[TASK DESCRIPTION] Locate each line in the listing below that contains the word "bracket" and copy those lines out.

BEGIN DATA FOR THIS EXERCISE

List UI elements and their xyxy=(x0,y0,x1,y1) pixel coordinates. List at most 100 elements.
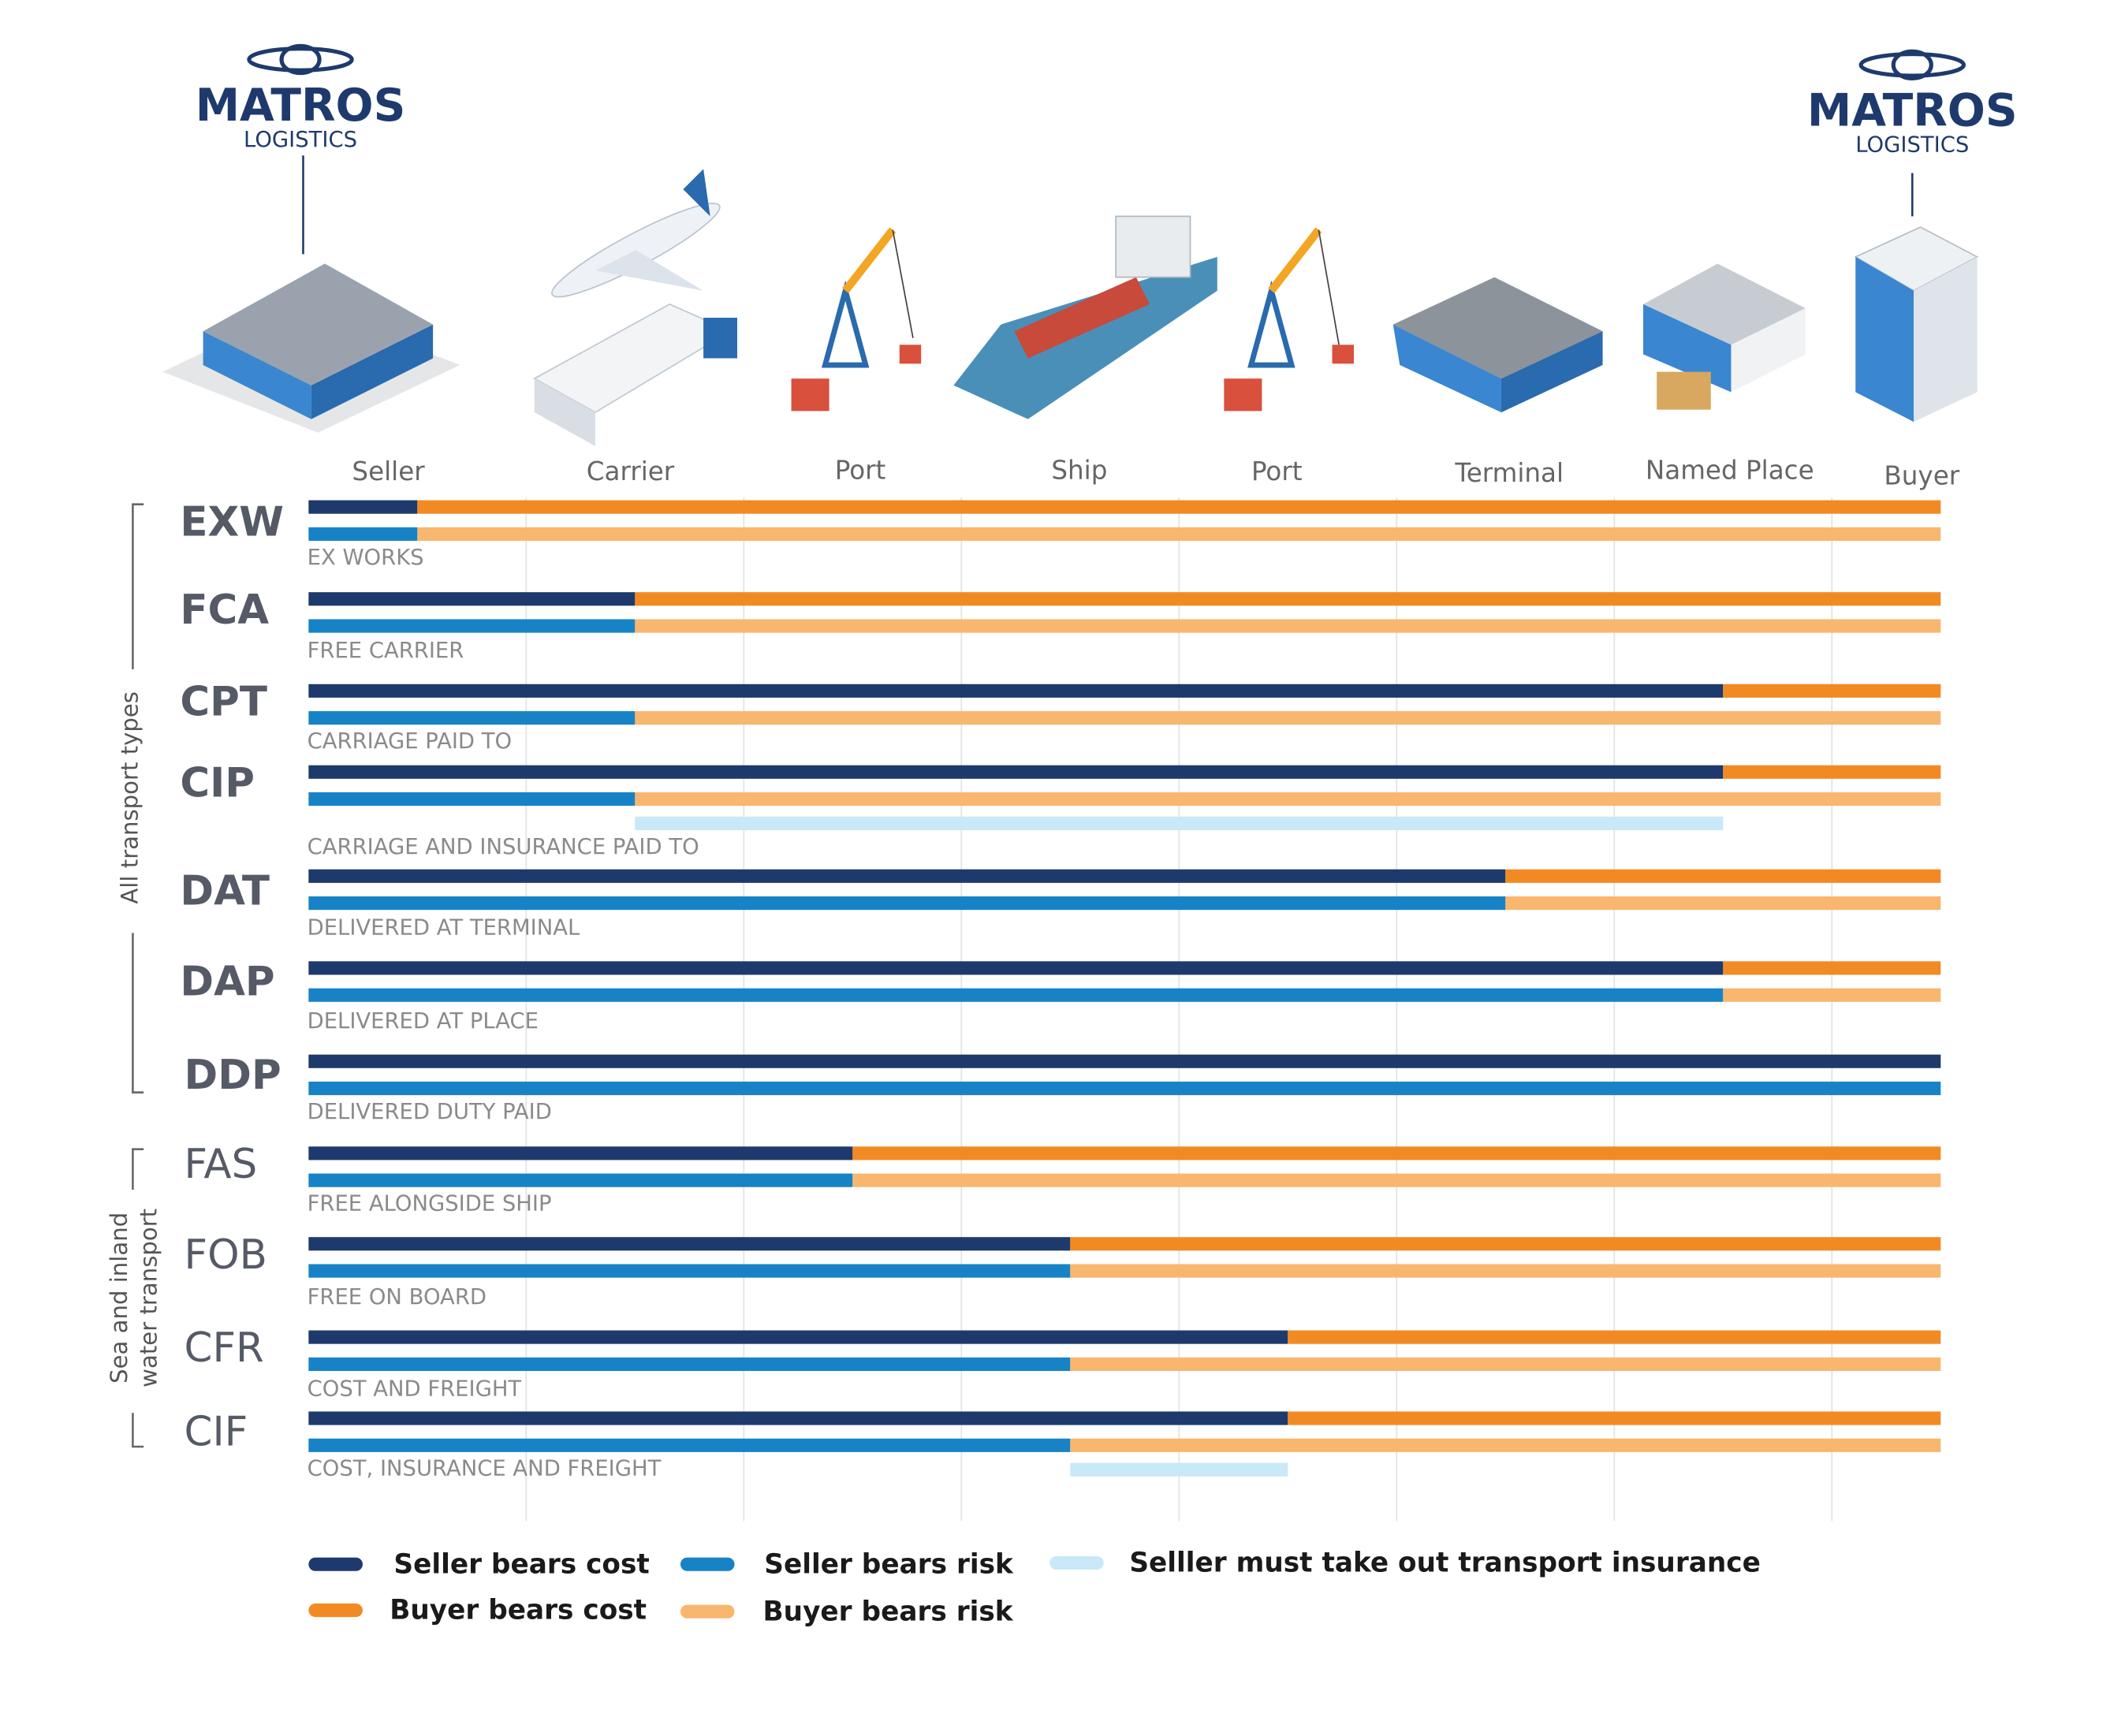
bar-segment xyxy=(635,619,1941,633)
seller-warehouse xyxy=(311,324,434,419)
bracket xyxy=(132,1413,144,1448)
bar-segment xyxy=(308,869,1506,883)
bar-segment xyxy=(308,711,636,725)
stage-label: Seller xyxy=(352,456,425,486)
term-code: CIF xyxy=(185,1409,248,1456)
bracket xyxy=(132,933,144,1093)
term-code: DAT xyxy=(180,868,270,915)
group-label: water transport xyxy=(136,1209,162,1388)
legend-swatch xyxy=(1049,1555,1104,1570)
legend-swatch xyxy=(680,1557,735,1571)
term-code: CPT xyxy=(180,678,267,725)
bar-segment xyxy=(308,1357,1071,1371)
bar-segment xyxy=(308,1173,853,1187)
stage-label: Ship xyxy=(1051,456,1107,486)
bar-segment xyxy=(308,1264,1071,1278)
bar-segment xyxy=(1723,961,1941,975)
bar-segment xyxy=(1070,1237,1941,1251)
term-code: FCA xyxy=(180,587,269,634)
bar-segment xyxy=(1070,1264,1941,1278)
stage-label: Named Place xyxy=(1646,456,1814,486)
legend-label: Buyer bears risk xyxy=(763,1596,1014,1627)
logo-knot xyxy=(1891,49,1933,81)
buyer-building xyxy=(1913,256,1978,423)
named-place xyxy=(1731,308,1806,393)
bar-segment xyxy=(308,500,418,514)
bar-segment xyxy=(1288,1330,1941,1344)
logo-sub: LOGISTICS xyxy=(1855,133,1969,158)
named-place-roof xyxy=(1643,263,1806,345)
crane xyxy=(791,227,922,412)
terminal-roof xyxy=(1392,277,1603,379)
bar-segment xyxy=(308,1054,1941,1068)
ship-bridge xyxy=(1115,215,1191,278)
bar-segment xyxy=(852,1173,1941,1187)
term-name: CARRIAGE AND INSURANCE PAID TO xyxy=(308,835,699,859)
airplane-wing xyxy=(595,250,704,291)
bar-segment xyxy=(308,961,1724,975)
insurance-bar xyxy=(635,816,1724,830)
seller-roof xyxy=(203,263,434,386)
term-name: COST AND FREIGHT xyxy=(308,1377,522,1401)
ship-containers xyxy=(1014,277,1150,359)
bar-segment xyxy=(308,1438,1071,1452)
truck xyxy=(534,378,595,446)
terminal xyxy=(1500,331,1603,413)
legend-swatch xyxy=(680,1604,735,1619)
bar-segment xyxy=(417,527,1941,541)
bar-segment xyxy=(635,592,1941,606)
logo-name: MATROS xyxy=(1807,85,2018,137)
bar-segment xyxy=(308,684,1724,698)
bar-segment xyxy=(308,1330,1288,1344)
legend-label: Buyer bears cost xyxy=(390,1595,647,1626)
boxes xyxy=(1657,371,1711,410)
stage-label: Terminal xyxy=(1454,458,1564,488)
bracket xyxy=(132,503,144,669)
seller-warehouse xyxy=(203,331,311,419)
ship-hull xyxy=(953,256,1217,419)
group-label: Sea and inland xyxy=(106,1213,132,1384)
bracket xyxy=(132,1148,144,1190)
bar-segment xyxy=(308,527,418,541)
bar-segment xyxy=(1723,684,1941,698)
term-code: FOB xyxy=(185,1231,267,1279)
truck-cab xyxy=(703,318,737,359)
bar-segment xyxy=(635,711,1941,725)
bar-segment xyxy=(1070,1438,1941,1452)
term-name: DELIVERED AT TERMINAL xyxy=(308,916,580,941)
logo-left: MATROS LOGISTICS xyxy=(196,43,406,255)
bar-segment xyxy=(417,500,1941,514)
term-code: EXW xyxy=(180,498,284,546)
logo-right: MATROS LOGISTICS xyxy=(1807,49,2018,217)
term-name: FREE ALONGSIDE SHIP xyxy=(308,1192,552,1216)
term-name: DELIVERED AT PLACE xyxy=(308,1009,539,1034)
logo-name: MATROS xyxy=(196,80,406,132)
bar-segment xyxy=(308,896,1506,911)
logo-knot xyxy=(247,47,354,73)
bar-segment xyxy=(308,1081,1941,1096)
airplane-tail xyxy=(683,169,710,217)
bar-segment xyxy=(635,792,1941,807)
logo-knot xyxy=(279,43,322,76)
bar-segment xyxy=(308,1146,853,1160)
term-name: DELIVERED DUTY PAID xyxy=(308,1100,552,1124)
term-code: CIP xyxy=(180,759,255,807)
stage-label: Port xyxy=(1251,456,1303,486)
group-label: All transport types xyxy=(117,691,144,904)
bar-segment xyxy=(1723,988,1941,1002)
bar-segment xyxy=(308,592,636,606)
buyer-building xyxy=(1855,256,1914,423)
logo-sub: LOGISTICS xyxy=(244,128,357,152)
bar-segment xyxy=(1505,896,1941,911)
bar-segment xyxy=(1505,869,1941,883)
term-name: COST, INSURANCE AND FREIGHT xyxy=(308,1457,662,1481)
illustrations xyxy=(162,169,1979,446)
named-place xyxy=(1643,304,1732,393)
bar-segment xyxy=(308,988,1724,1002)
term-code: CFR xyxy=(185,1324,264,1372)
term-name: CARRIAGE PAID TO xyxy=(308,729,512,754)
insurance-bar xyxy=(1070,1462,1288,1477)
term-code: FAS xyxy=(185,1141,258,1188)
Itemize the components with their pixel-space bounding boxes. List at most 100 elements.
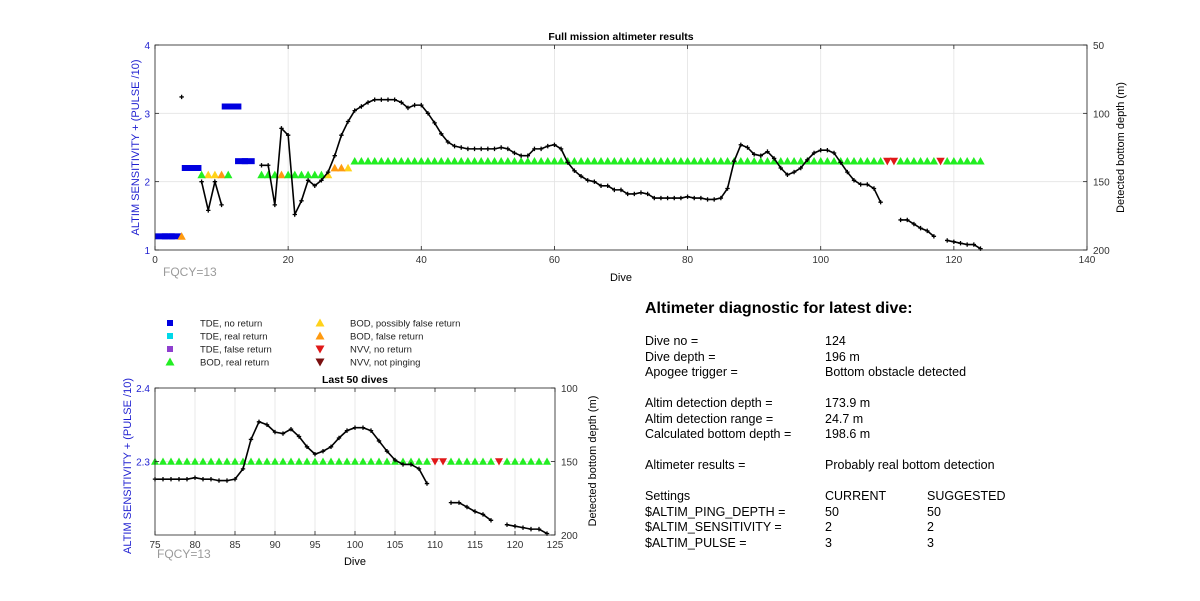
depth-point [312, 183, 317, 188]
bod-real-return-marker [949, 156, 959, 165]
depth-point [964, 242, 970, 247]
dive-depth-row: Dive depth = 196 m [645, 350, 1185, 366]
depth-point [319, 178, 324, 183]
bod-real-return-marker [663, 156, 672, 165]
legend-label: NVV, no return [350, 345, 412, 356]
depth-point [376, 438, 382, 444]
x-tick-label: 115 [467, 540, 483, 551]
depth-point [385, 97, 391, 102]
depth-point [400, 462, 406, 467]
full-mission-plot-border [154, 44, 1088, 251]
depth-point [632, 191, 637, 197]
depth-point [572, 168, 577, 173]
bod-real-return-marker [477, 156, 486, 165]
depth-point [392, 97, 397, 102]
bod-real-return-marker [710, 156, 719, 165]
depth-point [565, 160, 570, 165]
depth-point [525, 153, 530, 158]
tde-no-return-marker [188, 165, 202, 171]
bod-real-return-marker [736, 156, 746, 165]
depth-point [212, 179, 218, 184]
depth-point [432, 120, 437, 126]
depth-point [488, 518, 494, 523]
last50-title: Last 50 dives [322, 374, 388, 386]
x-tick-label: 75 [149, 540, 161, 551]
depth-point [359, 104, 364, 109]
depth-point [771, 156, 777, 161]
depth-point [456, 500, 462, 505]
bod-real-return-marker [423, 156, 433, 165]
depth-point [498, 145, 504, 150]
depth-point [658, 195, 664, 201]
detection-depth-value: 173.9 m [825, 396, 871, 410]
bod-real-return-marker [536, 156, 546, 165]
bod-real-return-marker [696, 156, 706, 165]
bod-real-return-marker [367, 457, 375, 465]
bod-real-return-marker [516, 156, 526, 165]
bod-real-return-marker [335, 457, 343, 465]
bod-real-return-marker [869, 156, 879, 165]
bod-real-return-marker [530, 156, 539, 165]
setting-row-ping-depth: $ALTIM_PING_DEPTH = 50 50 [645, 505, 1185, 521]
bod-real-return-marker [527, 457, 535, 465]
bod-real-return-marker [630, 156, 639, 165]
full-mission-chart: 0 20 40 60 80 100 120 140 1 2 3 4 50 100 150 200 Full m… [130, 31, 1127, 284]
depth-point [625, 191, 630, 197]
depth-point [176, 476, 182, 482]
apogee-row: Apogee trigger = Bottom obstacle detecte… [645, 365, 1185, 381]
depth-point [352, 108, 357, 113]
bod-real-return-marker [863, 156, 872, 165]
depth-point [505, 146, 511, 152]
full-mission-ylabel: ALTIM SENSITIVITY + (PULSE /10) [130, 60, 142, 236]
bod-real-return-marker [816, 156, 825, 165]
depth-point [408, 462, 414, 467]
bod-real-return-marker [287, 457, 295, 465]
bod-real-return-marker [590, 156, 599, 165]
depth-point [325, 169, 331, 175]
apogee-value: Bottom obstacle detected [825, 365, 967, 379]
depth-point [751, 152, 757, 157]
bod-real-return-marker [223, 457, 231, 465]
bod-real-return-marker [643, 156, 652, 165]
bod-real-return-marker [437, 156, 446, 165]
bod-real-return-marker [310, 170, 319, 179]
bod-real-return-marker [749, 156, 759, 165]
x-tick-label: 110 [427, 540, 443, 551]
legend-label: BOD, false return [350, 332, 423, 343]
depth-point [738, 142, 744, 147]
depth-point [368, 428, 374, 433]
bod-real-return-marker [783, 156, 792, 165]
depth-point [259, 163, 264, 168]
bod-real-return-marker [403, 156, 413, 165]
bod-real-return-marker [487, 457, 495, 465]
depth-point [360, 425, 366, 430]
bod-real-return-marker [523, 156, 532, 165]
bod-real-return-marker [455, 457, 463, 465]
x-tick-label: 80 [189, 540, 201, 551]
setting-name: $ALTIM_SENSITIVITY = [645, 520, 782, 534]
nvv-no-return-marker [495, 458, 503, 466]
bod-real-return-marker [535, 457, 543, 465]
bod-real-return-marker [829, 156, 839, 165]
bod-real-return-marker [519, 457, 527, 465]
bod-real-return-marker [556, 156, 566, 165]
nvv-no-return-marker [936, 157, 945, 166]
bod-real-return-marker [596, 156, 606, 165]
setting-row-pulse: $ALTIM_PULSE = 3 3 [645, 536, 1185, 552]
y-tick-label: 2.3 [136, 458, 150, 469]
depth-point [292, 212, 297, 217]
apogee-label: Apogee trigger = [645, 365, 738, 379]
bod-real-return-marker [570, 156, 579, 165]
bod-real-return-marker [197, 170, 206, 179]
x-tick-label: 60 [549, 255, 561, 266]
setting-suggested: 50 [927, 504, 941, 519]
x-tick-label: 105 [387, 540, 404, 551]
legend-swatch [165, 357, 175, 366]
bod-real-return-marker [295, 457, 303, 465]
bod-real-return-marker [359, 457, 367, 465]
results-label: Altimeter results = [645, 458, 746, 472]
bod-real-return-marker [255, 457, 263, 465]
depth-point [328, 444, 334, 449]
last50-y2label: Detected bottom depth (m) [587, 396, 599, 527]
bod-real-return-marker [410, 156, 419, 165]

END DATA FOR THIS EXERCISE

[RESULT]
bracket xyxy=(132,1413,144,1448)
bracket xyxy=(132,933,144,1093)
bracket xyxy=(132,503,144,669)
bracket xyxy=(132,1148,144,1190)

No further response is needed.